RECORDS:
** BEGIN **

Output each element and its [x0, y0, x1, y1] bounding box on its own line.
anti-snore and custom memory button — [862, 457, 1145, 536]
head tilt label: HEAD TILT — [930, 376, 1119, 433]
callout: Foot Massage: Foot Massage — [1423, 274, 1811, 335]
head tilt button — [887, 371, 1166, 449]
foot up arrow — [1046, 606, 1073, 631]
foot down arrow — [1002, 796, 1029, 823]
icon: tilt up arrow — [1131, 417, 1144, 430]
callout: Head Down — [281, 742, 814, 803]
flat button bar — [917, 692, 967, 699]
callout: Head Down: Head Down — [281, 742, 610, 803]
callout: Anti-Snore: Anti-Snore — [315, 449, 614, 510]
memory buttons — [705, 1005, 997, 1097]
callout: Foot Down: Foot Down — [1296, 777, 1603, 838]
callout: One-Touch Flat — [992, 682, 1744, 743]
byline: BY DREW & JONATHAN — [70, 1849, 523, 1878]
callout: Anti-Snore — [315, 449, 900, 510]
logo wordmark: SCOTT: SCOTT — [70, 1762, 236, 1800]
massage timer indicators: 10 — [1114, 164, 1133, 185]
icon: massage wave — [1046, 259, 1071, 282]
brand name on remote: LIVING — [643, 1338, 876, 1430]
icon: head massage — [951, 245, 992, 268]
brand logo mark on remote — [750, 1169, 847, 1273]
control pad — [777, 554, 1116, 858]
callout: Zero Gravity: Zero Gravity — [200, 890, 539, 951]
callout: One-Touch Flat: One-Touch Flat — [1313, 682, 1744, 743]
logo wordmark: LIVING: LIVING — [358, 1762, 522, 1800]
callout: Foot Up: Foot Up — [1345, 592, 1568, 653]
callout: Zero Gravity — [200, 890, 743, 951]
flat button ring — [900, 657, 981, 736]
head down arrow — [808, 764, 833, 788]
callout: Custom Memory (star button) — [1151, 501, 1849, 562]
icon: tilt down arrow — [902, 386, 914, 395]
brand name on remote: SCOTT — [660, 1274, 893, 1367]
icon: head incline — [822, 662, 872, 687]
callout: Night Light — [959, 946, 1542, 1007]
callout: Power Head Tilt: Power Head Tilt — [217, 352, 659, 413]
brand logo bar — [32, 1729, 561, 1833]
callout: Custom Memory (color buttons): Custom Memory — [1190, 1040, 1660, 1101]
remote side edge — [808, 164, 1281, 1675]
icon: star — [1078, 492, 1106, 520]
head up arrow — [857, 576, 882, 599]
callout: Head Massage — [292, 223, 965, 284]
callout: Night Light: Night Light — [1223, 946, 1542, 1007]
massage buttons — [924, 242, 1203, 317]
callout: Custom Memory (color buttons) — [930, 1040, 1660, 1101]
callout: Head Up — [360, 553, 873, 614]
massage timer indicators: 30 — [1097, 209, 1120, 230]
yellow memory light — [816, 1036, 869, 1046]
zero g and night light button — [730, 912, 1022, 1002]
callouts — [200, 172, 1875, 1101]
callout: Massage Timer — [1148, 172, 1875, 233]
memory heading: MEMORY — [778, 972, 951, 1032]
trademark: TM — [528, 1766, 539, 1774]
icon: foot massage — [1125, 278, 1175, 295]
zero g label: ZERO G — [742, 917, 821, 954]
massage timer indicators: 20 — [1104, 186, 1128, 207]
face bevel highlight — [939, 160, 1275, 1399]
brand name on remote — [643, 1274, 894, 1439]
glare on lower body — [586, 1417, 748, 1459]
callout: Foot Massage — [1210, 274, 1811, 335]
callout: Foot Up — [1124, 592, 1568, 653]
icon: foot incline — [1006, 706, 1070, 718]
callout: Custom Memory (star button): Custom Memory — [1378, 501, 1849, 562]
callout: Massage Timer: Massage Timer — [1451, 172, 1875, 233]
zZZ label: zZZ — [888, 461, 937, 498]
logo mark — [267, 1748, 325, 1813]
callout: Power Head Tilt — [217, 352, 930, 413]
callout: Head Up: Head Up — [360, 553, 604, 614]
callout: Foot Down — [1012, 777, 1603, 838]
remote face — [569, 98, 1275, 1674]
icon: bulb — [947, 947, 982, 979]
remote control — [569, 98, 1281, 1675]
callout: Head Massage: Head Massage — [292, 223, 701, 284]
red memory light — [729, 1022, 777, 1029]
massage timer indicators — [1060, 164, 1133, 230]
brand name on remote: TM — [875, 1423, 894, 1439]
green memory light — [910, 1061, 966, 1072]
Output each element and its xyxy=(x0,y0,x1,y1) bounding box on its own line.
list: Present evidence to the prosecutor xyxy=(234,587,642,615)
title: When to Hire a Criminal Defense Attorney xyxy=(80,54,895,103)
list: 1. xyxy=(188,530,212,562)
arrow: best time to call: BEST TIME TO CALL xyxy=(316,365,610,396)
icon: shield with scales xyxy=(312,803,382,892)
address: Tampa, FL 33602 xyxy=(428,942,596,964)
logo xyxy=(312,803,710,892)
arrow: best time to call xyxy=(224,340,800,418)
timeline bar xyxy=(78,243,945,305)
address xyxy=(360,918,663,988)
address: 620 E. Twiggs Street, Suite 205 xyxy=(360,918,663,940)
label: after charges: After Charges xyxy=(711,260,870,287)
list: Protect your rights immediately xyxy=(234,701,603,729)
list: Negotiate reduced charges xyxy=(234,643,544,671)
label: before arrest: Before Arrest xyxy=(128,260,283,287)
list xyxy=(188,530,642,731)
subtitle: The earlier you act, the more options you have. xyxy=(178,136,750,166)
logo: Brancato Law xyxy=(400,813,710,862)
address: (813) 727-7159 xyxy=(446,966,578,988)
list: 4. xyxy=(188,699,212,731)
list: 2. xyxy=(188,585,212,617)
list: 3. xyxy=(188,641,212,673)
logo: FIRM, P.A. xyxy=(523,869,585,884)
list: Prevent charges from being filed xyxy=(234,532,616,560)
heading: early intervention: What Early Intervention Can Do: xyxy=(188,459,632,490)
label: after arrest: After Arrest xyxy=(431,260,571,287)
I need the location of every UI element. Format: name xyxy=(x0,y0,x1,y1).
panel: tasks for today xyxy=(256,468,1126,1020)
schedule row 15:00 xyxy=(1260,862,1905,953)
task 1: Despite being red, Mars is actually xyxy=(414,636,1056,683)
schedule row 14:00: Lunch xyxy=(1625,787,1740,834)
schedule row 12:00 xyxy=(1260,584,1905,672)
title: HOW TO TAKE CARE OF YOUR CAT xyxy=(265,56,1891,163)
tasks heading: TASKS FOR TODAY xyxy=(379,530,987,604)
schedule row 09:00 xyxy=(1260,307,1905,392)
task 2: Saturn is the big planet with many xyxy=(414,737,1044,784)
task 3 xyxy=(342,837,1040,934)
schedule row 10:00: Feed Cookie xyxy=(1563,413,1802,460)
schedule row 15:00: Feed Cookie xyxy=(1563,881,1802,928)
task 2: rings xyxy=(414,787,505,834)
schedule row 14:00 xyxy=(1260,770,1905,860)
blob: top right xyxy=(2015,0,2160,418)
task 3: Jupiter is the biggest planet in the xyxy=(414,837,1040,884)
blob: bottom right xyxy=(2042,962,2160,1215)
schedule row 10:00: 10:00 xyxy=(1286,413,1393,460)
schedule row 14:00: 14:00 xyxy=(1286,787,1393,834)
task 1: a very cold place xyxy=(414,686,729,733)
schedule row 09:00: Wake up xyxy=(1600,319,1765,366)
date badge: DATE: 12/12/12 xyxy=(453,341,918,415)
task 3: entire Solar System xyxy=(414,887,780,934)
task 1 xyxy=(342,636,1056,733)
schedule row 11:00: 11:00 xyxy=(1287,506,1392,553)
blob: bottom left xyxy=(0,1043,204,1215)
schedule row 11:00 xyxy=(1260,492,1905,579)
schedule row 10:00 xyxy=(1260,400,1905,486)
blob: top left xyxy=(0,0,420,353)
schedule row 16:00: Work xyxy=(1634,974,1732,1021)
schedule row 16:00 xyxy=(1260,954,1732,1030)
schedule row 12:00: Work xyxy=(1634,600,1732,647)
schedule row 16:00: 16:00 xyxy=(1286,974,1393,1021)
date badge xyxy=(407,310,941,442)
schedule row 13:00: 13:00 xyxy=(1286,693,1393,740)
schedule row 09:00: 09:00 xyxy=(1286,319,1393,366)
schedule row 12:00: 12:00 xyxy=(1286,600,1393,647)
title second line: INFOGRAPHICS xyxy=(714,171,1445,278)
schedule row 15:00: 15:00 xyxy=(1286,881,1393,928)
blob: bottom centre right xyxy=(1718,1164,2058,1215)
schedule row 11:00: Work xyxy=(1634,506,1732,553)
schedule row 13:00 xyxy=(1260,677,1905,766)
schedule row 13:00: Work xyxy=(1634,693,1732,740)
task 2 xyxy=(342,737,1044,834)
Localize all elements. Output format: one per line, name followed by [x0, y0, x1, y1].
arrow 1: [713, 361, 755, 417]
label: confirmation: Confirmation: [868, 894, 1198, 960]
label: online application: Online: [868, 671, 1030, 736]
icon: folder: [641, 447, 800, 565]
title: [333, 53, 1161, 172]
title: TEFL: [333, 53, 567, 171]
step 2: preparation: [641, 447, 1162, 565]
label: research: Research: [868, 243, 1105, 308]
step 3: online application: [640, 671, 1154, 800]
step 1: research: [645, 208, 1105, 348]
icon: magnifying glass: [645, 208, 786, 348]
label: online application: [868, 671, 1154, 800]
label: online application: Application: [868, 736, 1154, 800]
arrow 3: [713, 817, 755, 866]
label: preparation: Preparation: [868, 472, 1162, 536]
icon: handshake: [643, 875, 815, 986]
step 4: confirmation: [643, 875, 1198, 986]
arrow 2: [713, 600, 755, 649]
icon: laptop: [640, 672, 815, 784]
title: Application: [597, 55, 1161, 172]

** END **

WORK TO COMPLETE:
Express the records as a JSON list of strings, one string per line with blank lines left out, covering only the lines from the start of the records up to and including the line that contains "callout: Head Down — [281, 742, 814, 803]".

ANSWER TO THIS PROBLEM:
[
  "Output each element and its [x0, y0, x1, y1] bounding box on its own line.",
  "anti-snore and custom memory button — [862, 457, 1145, 536]",
  "head tilt label: HEAD TILT — [930, 376, 1119, 433]",
  "callout: Foot Massage: Foot Massage — [1423, 274, 1811, 335]",
  "head tilt button — [887, 371, 1166, 449]",
  "foot up arrow — [1046, 606, 1073, 631]",
  "foot down arrow — [1002, 796, 1029, 823]",
  "icon: tilt up arrow — [1131, 417, 1144, 430]",
  "callout: Head Down — [281, 742, 814, 803]"
]